▸ **TO BE DONE**: Say how many lines include the word "color", using only a number.

▸ **EXERCISE DATA**:
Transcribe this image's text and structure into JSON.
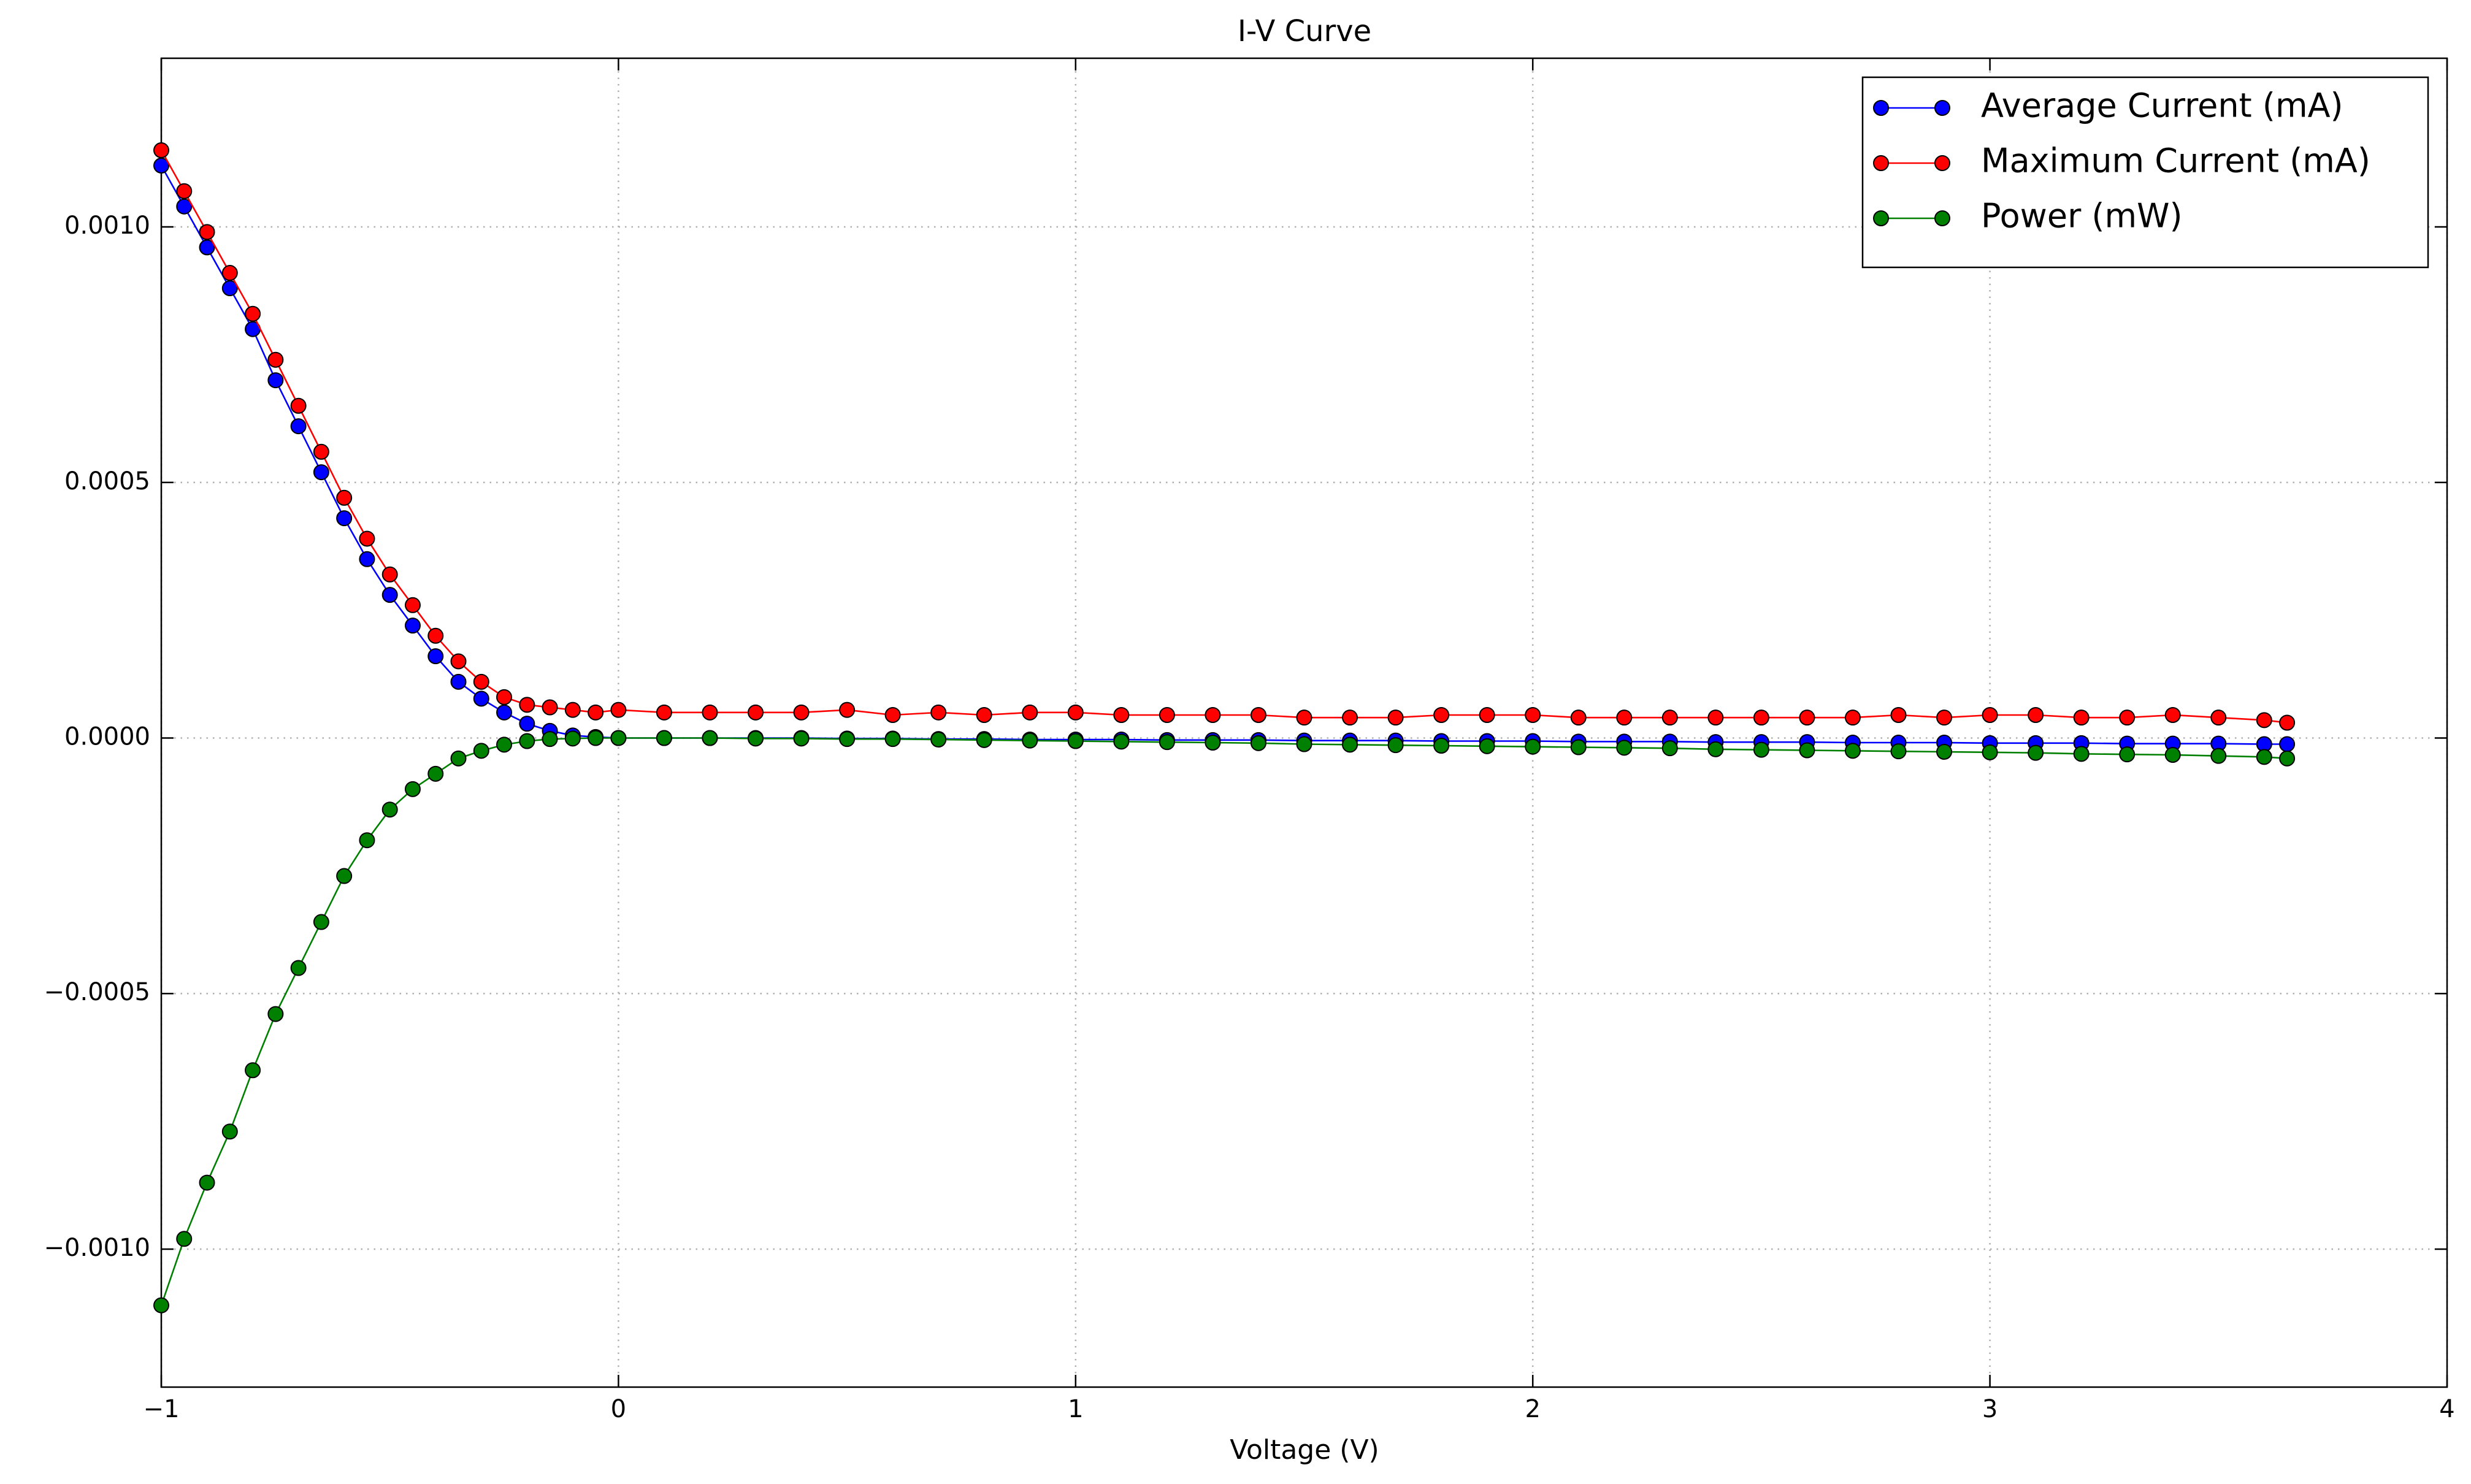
{
  "chart_data": {
    "type": "line",
    "title": "I-V Curve",
    "xlabel": "Voltage (V)",
    "x": [
      -1,
      -0.95,
      -0.9,
      -0.85,
      -0.8,
      -0.75,
      -0.7,
      -0.65,
      -0.6,
      -0.55,
      -0.5,
      -0.45,
      -0.4,
      -0.35,
      -0.3,
      -0.25,
      -0.2,
      -0.15,
      -0.1,
      -0.05,
      0,
      0.1,
      0.2,
      0.3,
      0.4,
      0.5,
      0.6,
      0.7,
      0.8,
      0.9,
      1.0,
      1.1,
      1.2,
      1.3,
      1.4,
      1.5,
      1.6,
      1.7,
      1.8,
      1.9,
      2.0,
      2.1,
      2.2,
      2.3,
      2.4,
      2.5,
      2.6,
      2.7,
      2.8,
      2.9,
      3.0,
      3.1,
      3.2,
      3.3,
      3.4,
      3.5,
      3.6,
      3.65
    ],
    "series": [
      {
        "name": "Average Current (mA)",
        "color": "#0000ff",
        "values": [
          0.00112,
          0.00104,
          0.00096,
          0.00088,
          0.0008,
          0.0007,
          0.00061,
          0.00052,
          0.00043,
          0.00035,
          0.00028,
          0.00022,
          0.00016,
          0.00011,
          7.7e-05,
          5e-05,
          2.8e-05,
          1.4e-05,
          5e-06,
          2e-06,
          0,
          0,
          0,
          0,
          0,
          -1e-06,
          -1e-06,
          -2e-06,
          -2e-06,
          -3e-06,
          -3e-06,
          -3e-06,
          -4e-06,
          -4e-06,
          -4e-06,
          -5e-06,
          -5e-06,
          -5e-06,
          -6e-06,
          -6e-06,
          -6e-06,
          -7e-06,
          -7e-06,
          -7e-06,
          -8e-06,
          -8e-06,
          -8e-06,
          -9e-06,
          -9e-06,
          -9e-06,
          -1e-05,
          -1e-05,
          -1e-05,
          -1.1e-05,
          -1.1e-05,
          -1.1e-05,
          -1.2e-05,
          -1.2e-05
        ]
      },
      {
        "name": "Maximum Current (mA)",
        "color": "#ff0000",
        "values": [
          0.00115,
          0.00107,
          0.00099,
          0.00091,
          0.00083,
          0.00074,
          0.00065,
          0.00056,
          0.00047,
          0.00039,
          0.00032,
          0.00026,
          0.0002,
          0.00015,
          0.00011,
          8e-05,
          6.5e-05,
          6e-05,
          5.5e-05,
          5e-05,
          5.5e-05,
          5e-05,
          5e-05,
          5e-05,
          5e-05,
          5.5e-05,
          4.5e-05,
          5e-05,
          4.5e-05,
          5e-05,
          5e-05,
          4.5e-05,
          4.5e-05,
          4.5e-05,
          4.5e-05,
          4e-05,
          4e-05,
          4e-05,
          4.5e-05,
          4.5e-05,
          4.5e-05,
          4e-05,
          4e-05,
          4e-05,
          4e-05,
          4e-05,
          4e-05,
          4e-05,
          4.5e-05,
          4e-05,
          4.5e-05,
          4.5e-05,
          4e-05,
          4e-05,
          4.5e-05,
          4e-05,
          3.5e-05,
          3e-05
        ]
      },
      {
        "name": "Power (mW)",
        "color": "#008000",
        "values": [
          -0.00111,
          -0.00098,
          -0.00087,
          -0.00077,
          -0.00065,
          -0.00054,
          -0.00045,
          -0.00036,
          -0.00027,
          -0.0002,
          -0.00014,
          -0.0001,
          -7e-05,
          -4e-05,
          -2.5e-05,
          -1.3e-05,
          -6e-06,
          -2e-06,
          -1e-06,
          0,
          0,
          0,
          0,
          -1e-06,
          -1e-06,
          -2e-06,
          -2e-06,
          -3e-06,
          -4e-06,
          -5e-06,
          -6e-06,
          -7e-06,
          -8e-06,
          -9e-06,
          -1e-05,
          -1.2e-05,
          -1.3e-05,
          -1.4e-05,
          -1.5e-05,
          -1.6e-05,
          -1.7e-05,
          -1.8e-05,
          -1.9e-05,
          -2e-05,
          -2.2e-05,
          -2.3e-05,
          -2.4e-05,
          -2.5e-05,
          -2.6e-05,
          -2.7e-05,
          -2.8e-05,
          -2.9e-05,
          -3.1e-05,
          -3.2e-05,
          -3.3e-05,
          -3.5e-05,
          -3.7e-05,
          -4e-05
        ]
      }
    ],
    "xlim": [
      -1,
      4
    ],
    "xticks": [
      {
        "value": -1,
        "label": "−1"
      },
      0,
      1,
      2,
      3,
      4
    ],
    "ylim": [
      -0.00127,
      0.00133
    ],
    "yticks": [
      {
        "value": -0.001,
        "label": "−0.0010"
      },
      {
        "value": -0.0005,
        "label": "−0.0005"
      },
      {
        "value": 0,
        "label": "0.0000"
      },
      {
        "value": 0.0005,
        "label": "0.0005"
      },
      {
        "value": 0.001,
        "label": "0.0010"
      }
    ],
    "grid": true,
    "legend": "upper right"
  }
}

▸ **TASK RESPONSE**: 3